▸ Brief
Pull out the lines from the start of the records through the line that contains "credits-source: Data provided", inclusive, and repeat them without any change.

(Region boundary data)
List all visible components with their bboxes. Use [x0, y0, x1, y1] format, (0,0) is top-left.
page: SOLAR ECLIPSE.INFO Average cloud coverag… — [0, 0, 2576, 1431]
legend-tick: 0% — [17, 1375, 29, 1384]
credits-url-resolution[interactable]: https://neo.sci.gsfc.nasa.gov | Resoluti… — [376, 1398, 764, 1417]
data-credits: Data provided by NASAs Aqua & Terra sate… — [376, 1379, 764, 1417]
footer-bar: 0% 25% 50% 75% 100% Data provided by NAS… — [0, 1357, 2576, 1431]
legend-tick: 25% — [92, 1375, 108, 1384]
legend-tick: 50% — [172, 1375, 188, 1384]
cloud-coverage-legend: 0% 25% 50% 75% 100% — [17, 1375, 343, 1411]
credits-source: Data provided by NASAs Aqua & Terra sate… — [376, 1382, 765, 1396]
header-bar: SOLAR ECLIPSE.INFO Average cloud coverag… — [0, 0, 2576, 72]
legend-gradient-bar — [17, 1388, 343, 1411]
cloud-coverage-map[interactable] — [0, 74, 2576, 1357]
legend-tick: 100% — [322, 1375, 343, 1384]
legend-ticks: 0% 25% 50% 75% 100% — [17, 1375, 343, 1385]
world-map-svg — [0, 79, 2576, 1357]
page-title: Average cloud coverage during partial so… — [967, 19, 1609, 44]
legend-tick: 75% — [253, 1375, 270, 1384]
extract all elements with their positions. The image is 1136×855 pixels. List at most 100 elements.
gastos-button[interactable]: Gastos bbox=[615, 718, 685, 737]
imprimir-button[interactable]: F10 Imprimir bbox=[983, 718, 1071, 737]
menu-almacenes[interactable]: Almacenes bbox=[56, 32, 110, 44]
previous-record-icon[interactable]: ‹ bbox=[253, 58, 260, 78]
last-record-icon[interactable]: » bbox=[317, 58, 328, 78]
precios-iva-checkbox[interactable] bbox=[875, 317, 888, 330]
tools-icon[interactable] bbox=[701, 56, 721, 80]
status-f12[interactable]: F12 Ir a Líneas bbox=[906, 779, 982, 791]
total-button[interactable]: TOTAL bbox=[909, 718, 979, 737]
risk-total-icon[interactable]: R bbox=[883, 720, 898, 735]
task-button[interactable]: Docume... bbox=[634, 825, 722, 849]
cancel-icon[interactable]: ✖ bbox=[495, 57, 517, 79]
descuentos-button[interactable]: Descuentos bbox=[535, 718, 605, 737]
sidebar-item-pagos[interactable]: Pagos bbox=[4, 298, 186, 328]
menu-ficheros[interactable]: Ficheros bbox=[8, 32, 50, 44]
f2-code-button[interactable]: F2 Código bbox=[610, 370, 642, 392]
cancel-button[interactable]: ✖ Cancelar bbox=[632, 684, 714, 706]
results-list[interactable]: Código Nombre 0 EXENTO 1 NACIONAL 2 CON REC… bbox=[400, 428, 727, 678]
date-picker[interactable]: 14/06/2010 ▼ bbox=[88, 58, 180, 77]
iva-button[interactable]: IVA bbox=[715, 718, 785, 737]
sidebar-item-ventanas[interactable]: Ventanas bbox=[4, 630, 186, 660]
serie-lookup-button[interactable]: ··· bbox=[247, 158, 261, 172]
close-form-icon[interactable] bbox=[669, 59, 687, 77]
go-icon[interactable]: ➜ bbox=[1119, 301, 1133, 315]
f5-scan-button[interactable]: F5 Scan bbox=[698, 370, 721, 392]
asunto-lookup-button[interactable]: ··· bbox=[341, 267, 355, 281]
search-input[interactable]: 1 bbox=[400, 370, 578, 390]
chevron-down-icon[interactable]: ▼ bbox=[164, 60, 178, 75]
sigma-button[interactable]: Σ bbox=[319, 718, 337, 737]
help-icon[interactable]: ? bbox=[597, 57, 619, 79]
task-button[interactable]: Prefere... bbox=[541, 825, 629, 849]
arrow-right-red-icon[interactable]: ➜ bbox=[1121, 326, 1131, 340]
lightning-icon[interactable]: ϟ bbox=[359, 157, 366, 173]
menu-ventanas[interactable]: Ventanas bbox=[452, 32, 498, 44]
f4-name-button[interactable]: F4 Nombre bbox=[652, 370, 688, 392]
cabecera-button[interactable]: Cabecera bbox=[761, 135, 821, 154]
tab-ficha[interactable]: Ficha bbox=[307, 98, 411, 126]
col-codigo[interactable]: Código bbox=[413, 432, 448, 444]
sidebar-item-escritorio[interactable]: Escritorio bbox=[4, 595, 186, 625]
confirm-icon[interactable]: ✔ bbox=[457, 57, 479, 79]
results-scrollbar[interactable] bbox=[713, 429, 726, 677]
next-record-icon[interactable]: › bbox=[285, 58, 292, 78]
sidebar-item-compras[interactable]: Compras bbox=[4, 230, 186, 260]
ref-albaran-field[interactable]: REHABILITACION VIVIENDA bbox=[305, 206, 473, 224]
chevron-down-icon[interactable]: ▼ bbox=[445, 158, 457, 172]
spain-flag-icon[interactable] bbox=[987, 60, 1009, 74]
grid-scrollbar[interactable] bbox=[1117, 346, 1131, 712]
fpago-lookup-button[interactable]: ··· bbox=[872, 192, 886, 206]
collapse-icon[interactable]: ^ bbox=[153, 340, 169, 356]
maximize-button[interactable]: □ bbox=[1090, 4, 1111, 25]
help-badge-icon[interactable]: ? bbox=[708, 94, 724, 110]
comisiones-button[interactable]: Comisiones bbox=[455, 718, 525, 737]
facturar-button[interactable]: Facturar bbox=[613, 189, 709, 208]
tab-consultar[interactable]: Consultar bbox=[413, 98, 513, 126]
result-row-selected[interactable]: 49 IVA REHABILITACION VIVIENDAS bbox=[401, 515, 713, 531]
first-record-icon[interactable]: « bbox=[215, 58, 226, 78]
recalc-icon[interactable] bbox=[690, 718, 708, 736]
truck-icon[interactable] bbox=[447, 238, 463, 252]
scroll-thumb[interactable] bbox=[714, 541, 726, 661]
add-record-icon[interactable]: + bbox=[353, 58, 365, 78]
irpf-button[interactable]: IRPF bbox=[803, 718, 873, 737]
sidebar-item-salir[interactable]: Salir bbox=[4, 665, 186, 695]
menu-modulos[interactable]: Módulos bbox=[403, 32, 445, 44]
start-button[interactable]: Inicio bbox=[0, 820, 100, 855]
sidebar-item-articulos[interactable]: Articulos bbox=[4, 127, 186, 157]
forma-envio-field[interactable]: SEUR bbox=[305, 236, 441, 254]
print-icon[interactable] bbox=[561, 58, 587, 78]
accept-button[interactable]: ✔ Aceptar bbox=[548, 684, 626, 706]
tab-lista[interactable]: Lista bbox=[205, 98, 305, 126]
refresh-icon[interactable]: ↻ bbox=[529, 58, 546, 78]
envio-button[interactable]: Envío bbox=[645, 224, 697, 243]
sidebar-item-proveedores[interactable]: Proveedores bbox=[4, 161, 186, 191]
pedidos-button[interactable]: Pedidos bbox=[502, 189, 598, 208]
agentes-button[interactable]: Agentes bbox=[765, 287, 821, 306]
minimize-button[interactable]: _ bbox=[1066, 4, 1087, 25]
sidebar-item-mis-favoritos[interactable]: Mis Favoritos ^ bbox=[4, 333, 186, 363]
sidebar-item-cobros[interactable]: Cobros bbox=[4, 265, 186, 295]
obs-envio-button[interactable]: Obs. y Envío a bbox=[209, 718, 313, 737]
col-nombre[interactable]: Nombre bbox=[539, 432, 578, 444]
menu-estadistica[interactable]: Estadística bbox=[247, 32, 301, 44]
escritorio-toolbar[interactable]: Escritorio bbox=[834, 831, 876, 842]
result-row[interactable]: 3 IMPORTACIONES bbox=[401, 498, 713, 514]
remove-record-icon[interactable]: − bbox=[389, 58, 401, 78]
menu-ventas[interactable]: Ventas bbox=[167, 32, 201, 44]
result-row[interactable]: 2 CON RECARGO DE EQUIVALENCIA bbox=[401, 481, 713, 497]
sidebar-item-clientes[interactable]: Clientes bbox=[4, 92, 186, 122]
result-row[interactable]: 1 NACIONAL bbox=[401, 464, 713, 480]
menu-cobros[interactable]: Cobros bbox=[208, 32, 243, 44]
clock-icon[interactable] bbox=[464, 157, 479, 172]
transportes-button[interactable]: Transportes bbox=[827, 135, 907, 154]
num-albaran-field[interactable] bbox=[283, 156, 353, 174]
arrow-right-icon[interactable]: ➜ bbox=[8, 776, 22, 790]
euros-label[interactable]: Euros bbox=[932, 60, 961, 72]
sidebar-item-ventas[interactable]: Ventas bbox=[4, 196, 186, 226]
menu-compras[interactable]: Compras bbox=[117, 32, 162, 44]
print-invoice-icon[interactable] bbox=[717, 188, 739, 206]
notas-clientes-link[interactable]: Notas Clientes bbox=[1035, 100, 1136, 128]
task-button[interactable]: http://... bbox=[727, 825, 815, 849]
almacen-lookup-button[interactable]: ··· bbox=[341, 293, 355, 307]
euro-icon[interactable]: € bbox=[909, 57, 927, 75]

▸ Expected answer
List all visible components with their bboxes. Use [x0, y0, x1, y1] format, (0,0) is top-left.
page: SOLAR ECLIPSE.INFO Average cloud coverag… — [0, 0, 2576, 1431]
legend-tick: 0% — [17, 1375, 29, 1384]
credits-url-resolution[interactable]: https://neo.sci.gsfc.nasa.gov | Resoluti… — [376, 1398, 764, 1417]
data-credits: Data provided by NASAs Aqua & Terra sate… — [376, 1379, 764, 1417]
footer-bar: 0% 25% 50% 75% 100% Data provided by NAS… — [0, 1357, 2576, 1431]
legend-tick: 25% — [92, 1375, 108, 1384]
legend-tick: 50% — [172, 1375, 188, 1384]
cloud-coverage-legend: 0% 25% 50% 75% 100% — [17, 1375, 343, 1411]
credits-source: Data provided by NASAs Aqua & Terra sate… — [376, 1382, 765, 1396]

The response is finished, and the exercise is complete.